EXERCISE PROMPT
Without omitting anything, return the records precisely as given.

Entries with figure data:
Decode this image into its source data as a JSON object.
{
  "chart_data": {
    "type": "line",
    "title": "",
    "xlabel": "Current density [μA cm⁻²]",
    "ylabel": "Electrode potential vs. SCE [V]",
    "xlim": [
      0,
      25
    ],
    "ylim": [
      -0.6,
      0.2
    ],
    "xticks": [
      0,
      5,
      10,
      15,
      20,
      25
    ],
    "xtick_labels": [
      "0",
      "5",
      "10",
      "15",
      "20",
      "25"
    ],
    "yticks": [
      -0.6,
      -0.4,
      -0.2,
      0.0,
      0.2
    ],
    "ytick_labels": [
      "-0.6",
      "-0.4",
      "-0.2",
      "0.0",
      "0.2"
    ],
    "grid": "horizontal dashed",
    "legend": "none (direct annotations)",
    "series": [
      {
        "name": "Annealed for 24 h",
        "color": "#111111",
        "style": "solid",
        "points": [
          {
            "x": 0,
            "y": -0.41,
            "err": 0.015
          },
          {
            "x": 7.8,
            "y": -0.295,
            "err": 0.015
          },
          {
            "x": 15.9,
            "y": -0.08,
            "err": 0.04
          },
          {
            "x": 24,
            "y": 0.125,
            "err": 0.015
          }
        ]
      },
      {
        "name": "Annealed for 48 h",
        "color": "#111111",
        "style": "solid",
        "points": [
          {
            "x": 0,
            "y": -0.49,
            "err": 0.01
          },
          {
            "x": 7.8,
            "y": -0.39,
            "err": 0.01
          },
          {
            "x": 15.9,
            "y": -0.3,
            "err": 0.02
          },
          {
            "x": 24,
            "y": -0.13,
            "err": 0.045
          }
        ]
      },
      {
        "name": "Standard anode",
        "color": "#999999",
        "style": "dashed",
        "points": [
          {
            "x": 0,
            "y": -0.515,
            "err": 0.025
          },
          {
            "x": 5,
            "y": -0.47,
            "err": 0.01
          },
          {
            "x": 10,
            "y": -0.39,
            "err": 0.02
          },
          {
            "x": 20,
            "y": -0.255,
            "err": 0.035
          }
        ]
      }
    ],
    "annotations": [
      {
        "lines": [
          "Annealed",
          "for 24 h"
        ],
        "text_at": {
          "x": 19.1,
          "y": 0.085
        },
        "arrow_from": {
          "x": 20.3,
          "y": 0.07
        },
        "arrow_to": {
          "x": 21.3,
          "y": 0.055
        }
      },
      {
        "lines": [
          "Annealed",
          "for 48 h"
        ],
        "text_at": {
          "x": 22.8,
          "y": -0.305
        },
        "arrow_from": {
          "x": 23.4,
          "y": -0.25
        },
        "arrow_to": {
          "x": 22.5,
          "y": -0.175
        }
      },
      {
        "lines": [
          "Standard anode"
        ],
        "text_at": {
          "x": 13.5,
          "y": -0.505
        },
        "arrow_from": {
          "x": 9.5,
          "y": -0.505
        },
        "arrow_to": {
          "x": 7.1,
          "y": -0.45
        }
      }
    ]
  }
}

RESULT OF THE TASK
Decode this image into its source data as a JSON object.
{
  "chart_data": {
    "type": "line",
    "title": "",
    "xlabel": "Current density [μA cm⁻²]",
    "ylabel": "Electrode potential vs. SCE [V]",
    "xlim": [
      0,
      25
    ],
    "ylim": [
      -0.6,
      0.2
    ],
    "xticks": [
      0,
      5,
      10,
      15,
      20,
      25
    ],
    "xtick_labels": [
      "0",
      "5",
      "10",
      "15",
      "20",
      "25"
    ],
    "yticks": [
      -0.6,
      -0.4,
      -0.2,
      0.0,
      0.2
    ],
    "ytick_labels": [
      "-0.6",
      "-0.4",
      "-0.2",
      "0.0",
      "0.2"
    ],
    "grid": "horizontal dashed",
    "legend": "none (direct annotations)",
    "series": [
      {
        "name": "Annealed for 24 h",
        "color": "#111111",
        "style": "solid",
        "points": [
          {
            "x": 0,
            "y": -0.41,
            "err": 0.015
          },
          {
            "x": 7.8,
            "y": -0.295,
            "err": 0.015
          },
          {
            "x": 15.9,
            "y": -0.08,
            "err": 0.04
          },
          {
            "x": 24,
            "y": 0.125,
            "err": 0.015
          }
        ]
      },
      {
        "name": "Annealed for 48 h",
        "color": "#111111",
        "style": "solid",
        "points": [
          {
            "x": 0,
            "y": -0.49,
            "err": 0.01
          },
          {
            "x": 7.8,
            "y": -0.39,
            "err": 0.01
          },
          {
            "x": 15.9,
            "y": -0.3,
            "err": 0.02
          },
          {
            "x": 24,
            "y": -0.13,
            "err": 0.045
          }
        ]
      },
      {
        "name": "Standard anode",
        "color": "#999999",
        "style": "dashed",
        "points": [
          {
            "x": 0,
            "y": -0.515,
            "err": 0.025
          },
          {
            "x": 5,
            "y": -0.47,
            "err": 0.01
          },
          {
            "x": 10,
            "y": -0.39,
            "err": 0.02
          },
          {
            "x": 20,
            "y": -0.255,
            "err": 0.035
          }
        ]
      }
    ],
    "annotations": [
      {
        "lines": [
          "Annealed",
          "for 24 h"
        ],
        "text_at": {
          "x": 19.1,
          "y": 0.085
        },
        "arrow_from": {
          "x": 20.3,
          "y": 0.07
        },
        "arrow_to": {
          "x": 21.3,
          "y": 0.055
        }
      },
      {
        "lines": [
          "Annealed",
          "for 48 h"
        ],
        "text_at": {
          "x": 22.8,
          "y": -0.305
        },
        "arrow_from": {
          "x": 23.4,
          "y": -0.25
        },
        "arrow_to": {
          "x": 22.5,
          "y": -0.175
        }
      },
      {
        "lines": [
          "Standard anode"
        ],
        "text_at": {
          "x": 13.5,
          "y": -0.505
        },
        "arrow_from": {
          "x": 9.5,
          "y": -0.505
        },
        "arrow_to": {
          "x": 7.1,
          "y": -0.45
        }
      }
    ]
  }
}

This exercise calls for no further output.